DATASET EXCERPTS —
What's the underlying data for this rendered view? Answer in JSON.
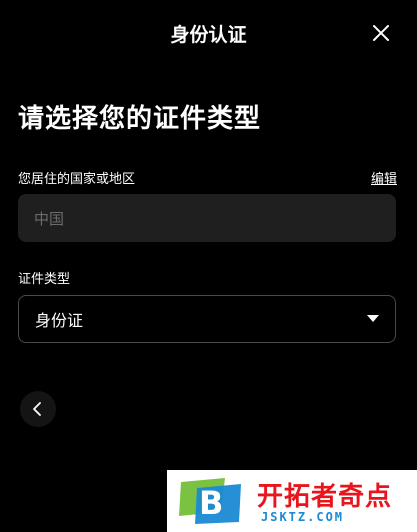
{
  "header": {
    "title": "身份认证",
    "close_icon": "close-icon"
  },
  "page": {
    "heading": "请选择您的证件类型"
  },
  "country": {
    "label": "您居住的国家或地区",
    "edit_label": "编辑",
    "value": "中国"
  },
  "id_type": {
    "label": "证件类型",
    "selected": "身份证",
    "dropdown_icon": "caret-down-icon"
  },
  "navigation": {
    "back_icon": "chevron-left-icon"
  },
  "watermark": {
    "logo_letter": "B",
    "brand_text": "开拓者奇点",
    "url": "JSKTZ.COM",
    "colors": {
      "green": "#7cc242",
      "blue": "#1a8ad4",
      "red": "#e8161c"
    }
  },
  "colors": {
    "background": "#000000",
    "field_background": "#1f1f1f",
    "placeholder_text": "#6b6b6b",
    "border": "#4a4a4a"
  }
}
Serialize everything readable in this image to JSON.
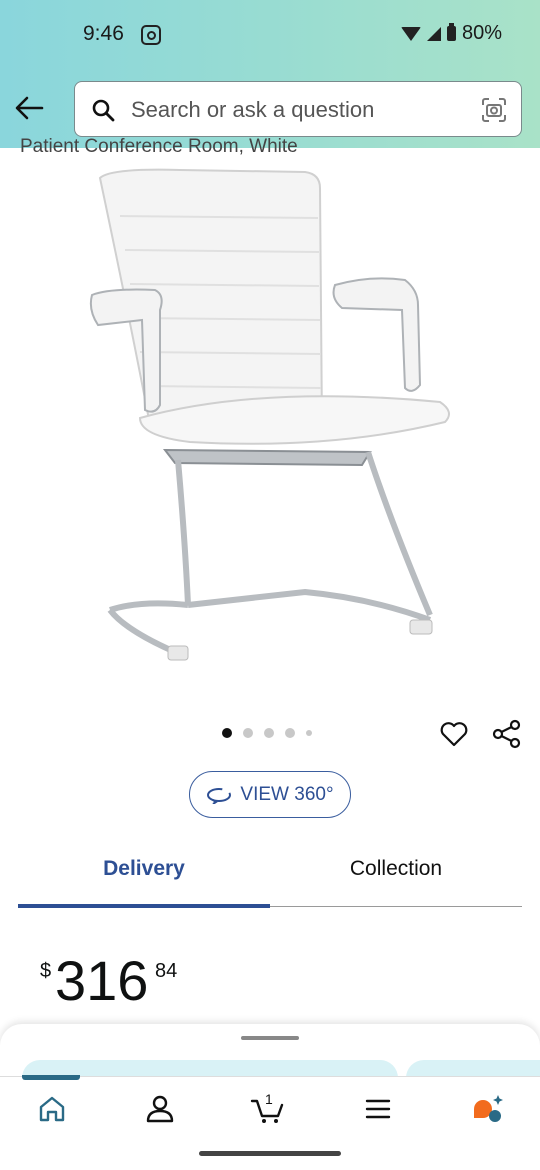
{
  "status_bar": {
    "time": "9:46",
    "battery": "80%"
  },
  "search": {
    "placeholder": "Search or ask a question"
  },
  "product": {
    "subtitle": "Patient Conference Room, White",
    "image_alt": "White ribbed office chair with chrome cantilever base and padded arms"
  },
  "carousel": {
    "total": 5,
    "active": 0
  },
  "view360": {
    "label": "VIEW 360°"
  },
  "tabs": {
    "delivery": "Delivery",
    "collection": "Collection",
    "selected": "Delivery"
  },
  "price": {
    "currency": "$",
    "whole": "316",
    "fraction": "84"
  },
  "bottom_nav": {
    "cart_count": "1",
    "active": "home"
  },
  "colors": {
    "accent": "#2d4f94",
    "header_start": "#8ad6dc",
    "header_end": "#a9e2c8",
    "nav_active": "#2a6a86",
    "rufus": "#f26b1d"
  }
}
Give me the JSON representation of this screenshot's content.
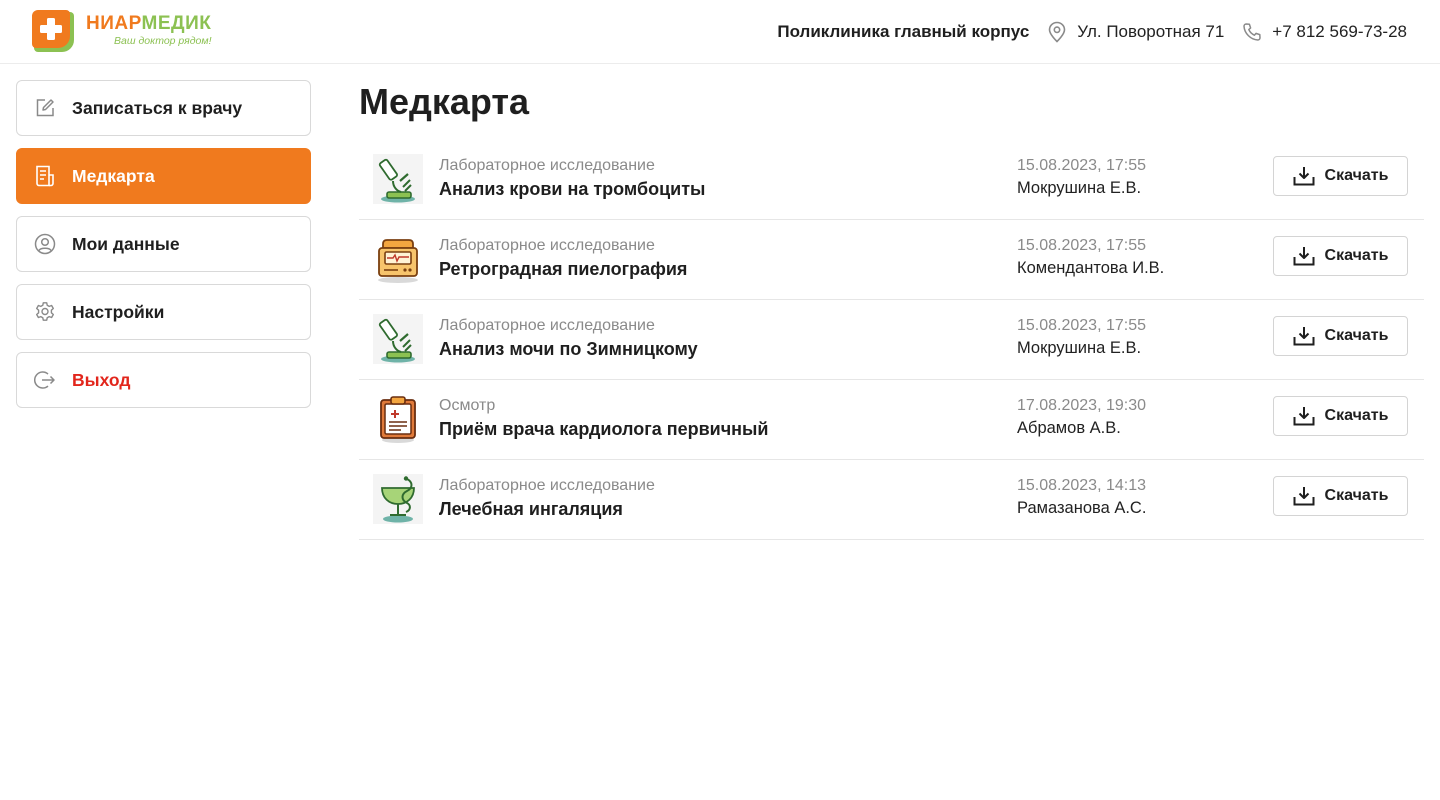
{
  "header": {
    "logo": {
      "name_part1": "НИАР",
      "name_part2": "МЕДИК",
      "tagline": "Ваш доктор рядом!"
    },
    "clinic": "Поликлиника главный корпус",
    "address": "Ул. Поворотная 71",
    "phone": "+7 812 569-73-28"
  },
  "sidebar": {
    "items": [
      {
        "label": "Записаться к врачу",
        "icon": "edit-icon"
      },
      {
        "label": "Медкарта",
        "icon": "document-icon",
        "active": true
      },
      {
        "label": "Мои данные",
        "icon": "user-circle-icon"
      },
      {
        "label": "Настройки",
        "icon": "gear-icon"
      },
      {
        "label": "Выход",
        "icon": "logout-icon"
      }
    ]
  },
  "main": {
    "title": "Медкарта",
    "download_label": "Скачать",
    "records": [
      {
        "type": "Лабораторное исследование",
        "name": "Анализ крови на тромбоциты",
        "date": "15.08.2023, 17:55",
        "doctor": "Мокрушина Е.В.",
        "icon": "microscope-icon"
      },
      {
        "type": "Лабораторное исследование",
        "name": "Ретроградная пиелография",
        "date": "15.08.2023, 17:55",
        "doctor": "Комендантова И.В.",
        "icon": "monitor-device-icon"
      },
      {
        "type": "Лабораторное исследование",
        "name": "Анализ мочи по Зимницкому",
        "date": "15.08.2023, 17:55",
        "doctor": "Мокрушина Е.В.",
        "icon": "microscope-icon"
      },
      {
        "type": "Осмотр",
        "name": "Приём врача кардиолога первичный",
        "date": "17.08.2023, 19:30",
        "doctor": "Абрамов А.В.",
        "icon": "clipboard-icon"
      },
      {
        "type": "Лабораторное исследование",
        "name": "Лечебная ингаляция",
        "date": "15.08.2023, 14:13",
        "doctor": "Рамазанова А.С.",
        "icon": "pharmacy-bowl-icon"
      }
    ]
  },
  "colors": {
    "accent": "#f07a1e",
    "brand_green": "#8cc152",
    "danger": "#e2261c"
  }
}
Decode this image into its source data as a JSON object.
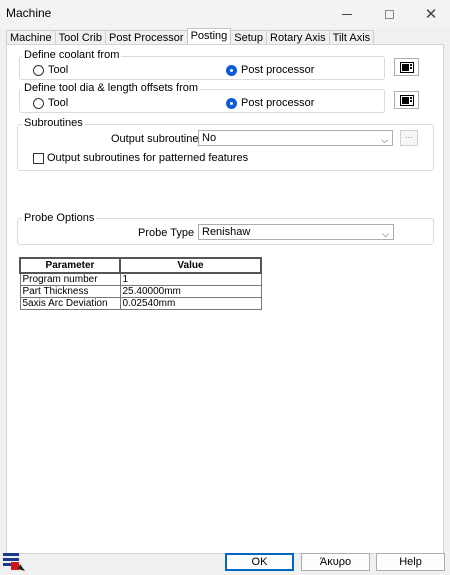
{
  "window": {
    "title": "Machine",
    "minimize_icon": "minimize-icon",
    "maximize_icon": "maximize-icon",
    "close_icon": "close-icon"
  },
  "tabs": [
    "Machine",
    "Tool Crib",
    "Post Processor",
    "Posting",
    "Setup",
    "Rotary Axis",
    "Tilt Axis"
  ],
  "active_tab": "Posting",
  "coolant": {
    "title": "Define coolant from",
    "option_tool": "Tool",
    "option_post": "Post processor",
    "selected": "Post processor"
  },
  "offsets": {
    "title": "Define tool dia & length offsets from",
    "option_tool": "Tool",
    "option_post": "Post processor",
    "selected": "Post processor"
  },
  "subroutines": {
    "title": "Subroutines",
    "output_label": "Output subroutines :",
    "output_value": "No",
    "more_button": "...",
    "patterned_label": "Output subroutines for patterned features",
    "patterned_checked": false
  },
  "probe": {
    "title": "Probe Options",
    "type_label": "Probe Type :",
    "type_value": "Renishaw"
  },
  "param_table": {
    "headers": [
      "Parameter",
      "Value"
    ],
    "rows": [
      [
        "Program number",
        "1"
      ],
      [
        "Part Thickness",
        "25.40000mm"
      ],
      [
        "5axis Arc Deviation",
        "0.02540mm"
      ]
    ]
  },
  "footer": {
    "ok": "OK",
    "cancel": "Άκυρο",
    "help": "Help"
  },
  "colors": {
    "accent": "#0067c0",
    "radio_selected": "#0b5cd6"
  }
}
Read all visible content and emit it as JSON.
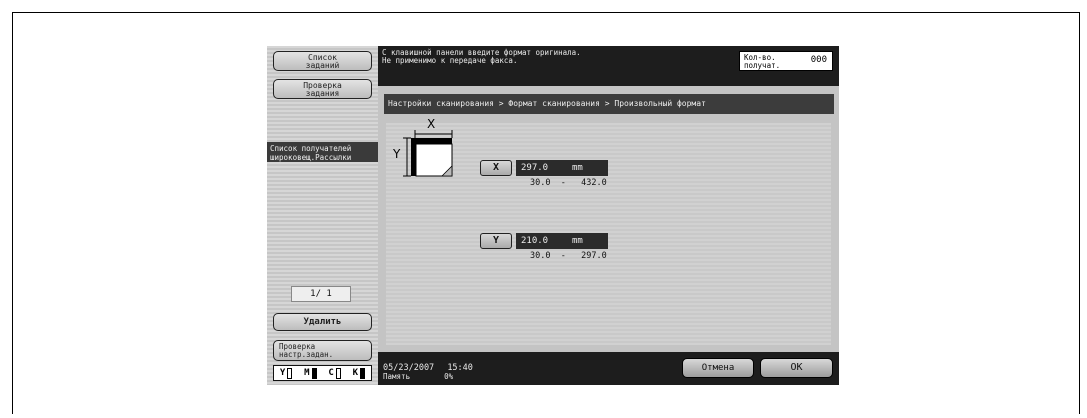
{
  "sidebar": {
    "job_list_label": "Список заданий",
    "job_check_label": "Проверка задания",
    "distribution_label_1": "Список получателей",
    "distribution_label_2": "широковещ.Рассылки",
    "pager": "1/ 1",
    "delete_label": "Удалить",
    "check_settings_label_1": "Проверка",
    "check_settings_label_2": "настр.задан.",
    "toners": [
      "Y",
      "M",
      "C",
      "K"
    ]
  },
  "header": {
    "message": "С клавишной панели введите формат оригинала.\nНе применимо к передаче факса.",
    "copies_label_1": "Кол-во.",
    "copies_label_2": "получат.",
    "copies_value": "000"
  },
  "main": {
    "breadcrumb": "Настройки сканирования > Формат сканирования > Произвольный формат",
    "diagram_x": "X",
    "diagram_y": "Y",
    "x_button": "X",
    "x_value": "297.0",
    "x_unit": "mm",
    "x_range": "30.0  -   432.0",
    "y_button": "Y",
    "y_value": "210.0",
    "y_unit": "mm",
    "y_range": "30.0  -   297.0"
  },
  "footer": {
    "date": "05/23/2007",
    "time": "15:40",
    "memory_label": "Память",
    "memory_value": "0%",
    "cancel_label": "Отмена",
    "ok_label": "OK"
  }
}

INSTRUCTIONS FOR THE TASK — Locate the word "формат" in the records and collect each line it appears in.

TASK ANSWER —
    "message": "С клавишной панели введите формат оригинала.\nНе применимо к передаче факса.",
    "breadcrumb": "Настройки сканирования > Формат сканирования > Произвольный формат",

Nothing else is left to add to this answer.